[Required work]: Every line with the word "TradingView" in it should be extracted from the data that follows.

[Available records]:

┄┄┄┄┄┄┄┄┄┄┄┄┄┄┄┄┄┄┄┄

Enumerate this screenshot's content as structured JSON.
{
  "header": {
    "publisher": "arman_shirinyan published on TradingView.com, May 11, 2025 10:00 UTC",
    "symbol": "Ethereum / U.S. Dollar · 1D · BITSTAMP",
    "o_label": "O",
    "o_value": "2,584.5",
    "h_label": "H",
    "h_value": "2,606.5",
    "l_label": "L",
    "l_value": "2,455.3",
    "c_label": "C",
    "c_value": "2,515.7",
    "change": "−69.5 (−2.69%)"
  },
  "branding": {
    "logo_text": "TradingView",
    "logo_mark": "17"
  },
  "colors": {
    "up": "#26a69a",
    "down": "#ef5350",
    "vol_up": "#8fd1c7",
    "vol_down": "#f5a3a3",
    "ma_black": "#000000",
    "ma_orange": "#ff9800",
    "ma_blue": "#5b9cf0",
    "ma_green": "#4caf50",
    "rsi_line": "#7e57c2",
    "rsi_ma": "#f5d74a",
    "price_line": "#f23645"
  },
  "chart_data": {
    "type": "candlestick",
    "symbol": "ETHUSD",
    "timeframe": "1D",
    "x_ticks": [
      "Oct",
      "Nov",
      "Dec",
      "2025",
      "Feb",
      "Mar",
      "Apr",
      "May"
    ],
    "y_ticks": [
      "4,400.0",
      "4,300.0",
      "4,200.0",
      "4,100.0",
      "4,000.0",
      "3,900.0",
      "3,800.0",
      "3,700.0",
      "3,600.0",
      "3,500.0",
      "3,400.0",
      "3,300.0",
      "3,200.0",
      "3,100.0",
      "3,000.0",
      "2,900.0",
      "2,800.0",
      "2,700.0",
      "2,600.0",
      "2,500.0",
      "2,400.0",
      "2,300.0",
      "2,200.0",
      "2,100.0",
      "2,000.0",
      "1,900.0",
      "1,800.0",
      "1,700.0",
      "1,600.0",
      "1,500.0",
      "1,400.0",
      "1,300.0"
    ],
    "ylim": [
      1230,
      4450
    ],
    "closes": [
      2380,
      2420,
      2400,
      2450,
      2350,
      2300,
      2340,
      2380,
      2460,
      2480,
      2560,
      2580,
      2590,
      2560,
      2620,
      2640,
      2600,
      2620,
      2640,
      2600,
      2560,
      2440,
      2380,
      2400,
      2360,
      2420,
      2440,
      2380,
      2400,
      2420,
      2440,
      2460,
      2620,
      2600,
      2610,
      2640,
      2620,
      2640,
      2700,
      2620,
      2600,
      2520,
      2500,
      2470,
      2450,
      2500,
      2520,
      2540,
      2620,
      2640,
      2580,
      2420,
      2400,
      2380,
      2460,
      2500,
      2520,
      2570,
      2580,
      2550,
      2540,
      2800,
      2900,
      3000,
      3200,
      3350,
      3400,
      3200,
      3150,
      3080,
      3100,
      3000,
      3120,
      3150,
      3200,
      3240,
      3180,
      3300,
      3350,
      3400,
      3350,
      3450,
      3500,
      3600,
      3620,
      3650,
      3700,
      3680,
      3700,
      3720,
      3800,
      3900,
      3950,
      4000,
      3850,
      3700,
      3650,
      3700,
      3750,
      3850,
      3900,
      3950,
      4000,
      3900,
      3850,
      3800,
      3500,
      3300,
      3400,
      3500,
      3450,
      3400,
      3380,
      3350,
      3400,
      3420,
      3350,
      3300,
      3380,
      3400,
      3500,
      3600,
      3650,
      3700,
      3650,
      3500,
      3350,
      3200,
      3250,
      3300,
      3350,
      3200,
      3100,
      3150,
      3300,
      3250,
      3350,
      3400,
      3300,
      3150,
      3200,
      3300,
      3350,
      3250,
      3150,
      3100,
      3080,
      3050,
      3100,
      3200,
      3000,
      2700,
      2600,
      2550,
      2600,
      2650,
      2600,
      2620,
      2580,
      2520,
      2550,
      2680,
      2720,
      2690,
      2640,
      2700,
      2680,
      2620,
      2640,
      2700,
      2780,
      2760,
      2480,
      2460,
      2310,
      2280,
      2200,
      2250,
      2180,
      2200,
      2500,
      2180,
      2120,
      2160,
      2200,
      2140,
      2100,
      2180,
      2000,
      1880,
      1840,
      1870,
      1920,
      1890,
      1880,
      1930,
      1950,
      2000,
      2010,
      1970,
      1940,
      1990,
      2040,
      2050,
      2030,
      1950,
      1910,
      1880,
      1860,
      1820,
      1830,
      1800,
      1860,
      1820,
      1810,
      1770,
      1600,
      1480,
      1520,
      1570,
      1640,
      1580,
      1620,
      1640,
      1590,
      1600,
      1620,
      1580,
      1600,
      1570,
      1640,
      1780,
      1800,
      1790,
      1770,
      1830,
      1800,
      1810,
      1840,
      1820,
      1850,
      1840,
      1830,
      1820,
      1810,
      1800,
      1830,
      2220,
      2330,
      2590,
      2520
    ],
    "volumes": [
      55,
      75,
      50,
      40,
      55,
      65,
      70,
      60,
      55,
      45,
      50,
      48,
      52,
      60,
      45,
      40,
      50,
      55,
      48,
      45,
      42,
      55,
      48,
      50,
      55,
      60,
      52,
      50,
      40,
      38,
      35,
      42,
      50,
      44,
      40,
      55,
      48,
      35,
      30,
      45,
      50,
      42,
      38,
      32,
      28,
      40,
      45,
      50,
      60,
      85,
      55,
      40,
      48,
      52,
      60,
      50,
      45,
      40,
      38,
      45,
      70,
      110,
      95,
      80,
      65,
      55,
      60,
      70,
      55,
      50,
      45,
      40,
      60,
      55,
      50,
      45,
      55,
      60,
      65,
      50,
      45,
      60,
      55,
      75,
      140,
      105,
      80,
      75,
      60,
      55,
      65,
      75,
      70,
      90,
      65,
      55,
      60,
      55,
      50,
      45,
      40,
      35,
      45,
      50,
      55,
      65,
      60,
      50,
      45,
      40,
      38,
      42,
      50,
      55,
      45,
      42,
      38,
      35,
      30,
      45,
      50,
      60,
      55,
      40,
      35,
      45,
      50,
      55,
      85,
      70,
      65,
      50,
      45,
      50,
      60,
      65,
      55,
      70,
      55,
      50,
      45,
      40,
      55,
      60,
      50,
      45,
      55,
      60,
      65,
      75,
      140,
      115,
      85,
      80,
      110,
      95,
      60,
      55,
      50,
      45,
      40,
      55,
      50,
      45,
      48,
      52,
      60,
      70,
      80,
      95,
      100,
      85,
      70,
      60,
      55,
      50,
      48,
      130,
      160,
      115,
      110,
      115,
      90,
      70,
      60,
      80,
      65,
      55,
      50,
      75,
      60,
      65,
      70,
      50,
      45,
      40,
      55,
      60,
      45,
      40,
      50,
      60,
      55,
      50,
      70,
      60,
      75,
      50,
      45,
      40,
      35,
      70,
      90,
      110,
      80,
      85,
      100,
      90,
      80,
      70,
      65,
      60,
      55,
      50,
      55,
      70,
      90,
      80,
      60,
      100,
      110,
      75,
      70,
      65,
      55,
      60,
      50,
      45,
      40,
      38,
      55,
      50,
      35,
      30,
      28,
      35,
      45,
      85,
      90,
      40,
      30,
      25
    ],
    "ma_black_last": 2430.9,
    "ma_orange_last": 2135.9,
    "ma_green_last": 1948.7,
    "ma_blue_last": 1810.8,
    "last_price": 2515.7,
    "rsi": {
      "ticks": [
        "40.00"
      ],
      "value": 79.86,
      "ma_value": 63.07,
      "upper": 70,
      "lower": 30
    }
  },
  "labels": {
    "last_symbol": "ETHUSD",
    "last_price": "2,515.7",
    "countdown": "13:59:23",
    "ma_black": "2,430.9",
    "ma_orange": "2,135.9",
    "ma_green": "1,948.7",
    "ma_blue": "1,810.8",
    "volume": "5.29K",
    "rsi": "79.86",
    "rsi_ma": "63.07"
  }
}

┄┄┄┄┄┄┄┄┄┄┄┄┄┄┄┄┄┄┄┄

[Exercise result]:
    "publisher": "arman_shirinyan published on TradingView.com, May 11, 2025 10:00 UTC",
    "logo_text": "TradingView",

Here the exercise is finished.